▸ **Aim**
In the records below, pick out all lines containing the word "Papillary".

▸ **Dataset records**
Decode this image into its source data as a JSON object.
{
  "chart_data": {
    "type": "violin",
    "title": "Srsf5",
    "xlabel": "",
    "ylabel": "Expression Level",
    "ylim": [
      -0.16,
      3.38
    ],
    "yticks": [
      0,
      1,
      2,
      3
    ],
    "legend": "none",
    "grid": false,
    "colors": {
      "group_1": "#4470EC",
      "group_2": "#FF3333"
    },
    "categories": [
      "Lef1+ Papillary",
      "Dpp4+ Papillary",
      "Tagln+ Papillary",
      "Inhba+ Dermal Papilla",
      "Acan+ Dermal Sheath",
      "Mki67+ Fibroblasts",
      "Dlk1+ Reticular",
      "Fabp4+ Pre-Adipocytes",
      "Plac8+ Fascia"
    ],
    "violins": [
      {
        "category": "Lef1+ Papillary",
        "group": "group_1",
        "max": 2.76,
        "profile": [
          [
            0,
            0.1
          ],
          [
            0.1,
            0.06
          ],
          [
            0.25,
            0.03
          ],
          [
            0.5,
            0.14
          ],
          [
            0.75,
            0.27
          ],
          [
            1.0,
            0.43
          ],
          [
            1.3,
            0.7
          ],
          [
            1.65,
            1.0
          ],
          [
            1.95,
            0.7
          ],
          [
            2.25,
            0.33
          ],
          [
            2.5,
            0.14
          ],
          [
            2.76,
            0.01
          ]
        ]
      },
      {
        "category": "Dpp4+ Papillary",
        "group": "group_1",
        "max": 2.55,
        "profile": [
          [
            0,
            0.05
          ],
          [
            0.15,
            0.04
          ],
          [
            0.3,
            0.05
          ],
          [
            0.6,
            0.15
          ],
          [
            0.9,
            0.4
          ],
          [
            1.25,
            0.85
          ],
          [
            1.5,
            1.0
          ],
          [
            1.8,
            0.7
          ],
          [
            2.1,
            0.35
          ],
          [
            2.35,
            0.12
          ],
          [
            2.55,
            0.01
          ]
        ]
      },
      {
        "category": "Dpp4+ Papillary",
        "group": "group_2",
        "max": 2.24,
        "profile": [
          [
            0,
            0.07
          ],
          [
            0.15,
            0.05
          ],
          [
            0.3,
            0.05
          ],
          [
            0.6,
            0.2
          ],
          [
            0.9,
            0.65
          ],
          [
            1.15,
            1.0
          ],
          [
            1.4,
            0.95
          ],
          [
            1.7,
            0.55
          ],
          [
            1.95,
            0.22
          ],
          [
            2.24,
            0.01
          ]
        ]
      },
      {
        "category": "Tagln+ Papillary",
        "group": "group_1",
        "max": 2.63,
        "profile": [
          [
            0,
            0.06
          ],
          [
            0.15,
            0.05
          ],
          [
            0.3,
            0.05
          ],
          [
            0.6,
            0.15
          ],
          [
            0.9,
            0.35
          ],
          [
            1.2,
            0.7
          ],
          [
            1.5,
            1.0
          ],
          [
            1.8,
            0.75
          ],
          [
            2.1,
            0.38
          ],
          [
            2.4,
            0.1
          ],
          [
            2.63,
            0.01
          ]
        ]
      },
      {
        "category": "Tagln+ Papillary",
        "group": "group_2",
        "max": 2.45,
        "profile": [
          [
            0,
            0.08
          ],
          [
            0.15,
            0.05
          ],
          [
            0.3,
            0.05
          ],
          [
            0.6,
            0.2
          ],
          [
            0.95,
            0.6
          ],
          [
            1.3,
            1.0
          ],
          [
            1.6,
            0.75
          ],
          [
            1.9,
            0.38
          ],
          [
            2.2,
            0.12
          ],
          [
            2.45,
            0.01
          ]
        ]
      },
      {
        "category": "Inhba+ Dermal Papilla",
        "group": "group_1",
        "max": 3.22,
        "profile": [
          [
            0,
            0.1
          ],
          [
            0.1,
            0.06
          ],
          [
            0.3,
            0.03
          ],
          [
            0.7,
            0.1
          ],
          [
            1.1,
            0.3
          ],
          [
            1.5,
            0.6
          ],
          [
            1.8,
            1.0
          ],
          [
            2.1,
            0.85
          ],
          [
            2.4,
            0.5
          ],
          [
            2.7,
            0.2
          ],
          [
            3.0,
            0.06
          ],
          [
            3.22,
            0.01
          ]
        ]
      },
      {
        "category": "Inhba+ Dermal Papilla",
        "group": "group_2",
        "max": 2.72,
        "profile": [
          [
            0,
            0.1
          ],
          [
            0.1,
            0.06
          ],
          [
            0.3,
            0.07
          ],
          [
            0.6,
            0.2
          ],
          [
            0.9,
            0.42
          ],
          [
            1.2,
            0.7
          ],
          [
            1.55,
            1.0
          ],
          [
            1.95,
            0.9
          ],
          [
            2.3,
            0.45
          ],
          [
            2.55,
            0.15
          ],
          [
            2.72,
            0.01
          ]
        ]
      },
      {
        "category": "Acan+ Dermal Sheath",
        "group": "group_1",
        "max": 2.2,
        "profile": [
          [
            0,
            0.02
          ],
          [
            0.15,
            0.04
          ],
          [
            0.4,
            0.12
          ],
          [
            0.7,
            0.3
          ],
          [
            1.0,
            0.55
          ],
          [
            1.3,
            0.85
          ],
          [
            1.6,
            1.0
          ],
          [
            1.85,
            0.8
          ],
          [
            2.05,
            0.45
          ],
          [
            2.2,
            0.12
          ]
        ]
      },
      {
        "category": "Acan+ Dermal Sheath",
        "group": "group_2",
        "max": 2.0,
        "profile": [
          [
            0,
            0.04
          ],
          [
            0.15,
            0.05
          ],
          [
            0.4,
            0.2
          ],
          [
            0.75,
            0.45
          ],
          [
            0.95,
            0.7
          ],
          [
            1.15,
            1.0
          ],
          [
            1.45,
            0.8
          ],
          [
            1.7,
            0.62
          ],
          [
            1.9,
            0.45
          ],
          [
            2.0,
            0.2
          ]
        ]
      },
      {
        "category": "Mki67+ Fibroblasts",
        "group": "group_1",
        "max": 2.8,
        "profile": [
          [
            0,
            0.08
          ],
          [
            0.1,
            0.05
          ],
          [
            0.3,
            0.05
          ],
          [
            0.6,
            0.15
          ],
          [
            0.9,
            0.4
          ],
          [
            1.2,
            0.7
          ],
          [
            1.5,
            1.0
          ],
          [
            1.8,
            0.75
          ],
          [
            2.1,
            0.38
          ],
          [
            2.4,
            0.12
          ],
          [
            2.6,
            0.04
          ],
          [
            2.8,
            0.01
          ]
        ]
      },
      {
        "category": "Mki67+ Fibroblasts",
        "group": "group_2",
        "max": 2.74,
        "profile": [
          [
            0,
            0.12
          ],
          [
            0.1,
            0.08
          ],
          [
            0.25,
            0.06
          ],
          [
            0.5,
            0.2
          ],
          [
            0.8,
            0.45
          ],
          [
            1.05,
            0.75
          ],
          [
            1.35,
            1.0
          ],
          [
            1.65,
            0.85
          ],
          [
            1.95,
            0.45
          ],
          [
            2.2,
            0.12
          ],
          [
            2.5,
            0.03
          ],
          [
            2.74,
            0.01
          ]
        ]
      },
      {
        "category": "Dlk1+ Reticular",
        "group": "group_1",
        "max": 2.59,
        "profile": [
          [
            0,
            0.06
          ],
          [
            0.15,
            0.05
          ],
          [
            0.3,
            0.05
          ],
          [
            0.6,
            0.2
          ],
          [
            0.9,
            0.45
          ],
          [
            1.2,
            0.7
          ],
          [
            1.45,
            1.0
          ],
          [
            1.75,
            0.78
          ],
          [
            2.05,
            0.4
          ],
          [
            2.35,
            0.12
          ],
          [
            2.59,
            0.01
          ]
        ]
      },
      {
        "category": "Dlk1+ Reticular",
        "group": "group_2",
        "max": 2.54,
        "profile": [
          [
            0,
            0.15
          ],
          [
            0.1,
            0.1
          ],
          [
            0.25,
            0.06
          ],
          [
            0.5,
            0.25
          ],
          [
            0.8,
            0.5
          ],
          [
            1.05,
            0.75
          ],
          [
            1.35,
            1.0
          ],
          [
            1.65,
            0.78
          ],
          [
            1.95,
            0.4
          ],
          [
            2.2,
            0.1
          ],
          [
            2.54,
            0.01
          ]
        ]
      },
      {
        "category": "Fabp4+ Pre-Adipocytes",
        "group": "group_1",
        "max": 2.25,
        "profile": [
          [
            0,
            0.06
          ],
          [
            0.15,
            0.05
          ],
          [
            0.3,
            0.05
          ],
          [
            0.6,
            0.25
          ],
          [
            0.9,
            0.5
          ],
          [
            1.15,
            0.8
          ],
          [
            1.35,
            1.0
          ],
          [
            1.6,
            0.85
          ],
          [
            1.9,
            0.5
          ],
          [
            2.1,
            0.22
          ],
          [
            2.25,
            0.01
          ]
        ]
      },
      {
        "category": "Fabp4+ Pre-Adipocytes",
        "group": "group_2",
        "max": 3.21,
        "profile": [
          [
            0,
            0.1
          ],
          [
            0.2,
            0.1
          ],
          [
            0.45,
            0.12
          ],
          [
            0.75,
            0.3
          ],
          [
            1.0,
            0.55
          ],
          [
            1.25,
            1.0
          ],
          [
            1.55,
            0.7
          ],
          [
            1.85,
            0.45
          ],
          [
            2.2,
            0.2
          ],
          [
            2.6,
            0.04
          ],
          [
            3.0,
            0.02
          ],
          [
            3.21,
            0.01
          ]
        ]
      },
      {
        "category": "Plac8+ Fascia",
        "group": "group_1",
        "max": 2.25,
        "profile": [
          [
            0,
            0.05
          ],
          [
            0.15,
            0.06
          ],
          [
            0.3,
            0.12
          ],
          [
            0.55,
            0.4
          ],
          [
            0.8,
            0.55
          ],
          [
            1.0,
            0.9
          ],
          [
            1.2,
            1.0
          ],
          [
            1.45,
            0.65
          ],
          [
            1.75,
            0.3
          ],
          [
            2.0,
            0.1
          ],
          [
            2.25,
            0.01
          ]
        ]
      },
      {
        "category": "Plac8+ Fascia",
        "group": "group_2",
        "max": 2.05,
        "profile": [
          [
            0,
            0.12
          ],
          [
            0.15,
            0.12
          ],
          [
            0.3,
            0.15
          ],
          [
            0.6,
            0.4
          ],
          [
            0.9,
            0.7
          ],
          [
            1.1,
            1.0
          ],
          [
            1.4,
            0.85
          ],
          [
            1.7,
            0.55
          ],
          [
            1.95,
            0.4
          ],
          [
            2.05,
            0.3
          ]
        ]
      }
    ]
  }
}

▸ **Response**
      "Lef1+ Papillary",
      "Dpp4+ Papillary",
      "Tagln+ Papillary",
        "category": "Lef1+ Papillary",
        "category": "Dpp4+ Papillary",
        "category": "Dpp4+ Papillary",
        "category": "Tagln+ Papillary",
        "category": "Tagln+ Papillary",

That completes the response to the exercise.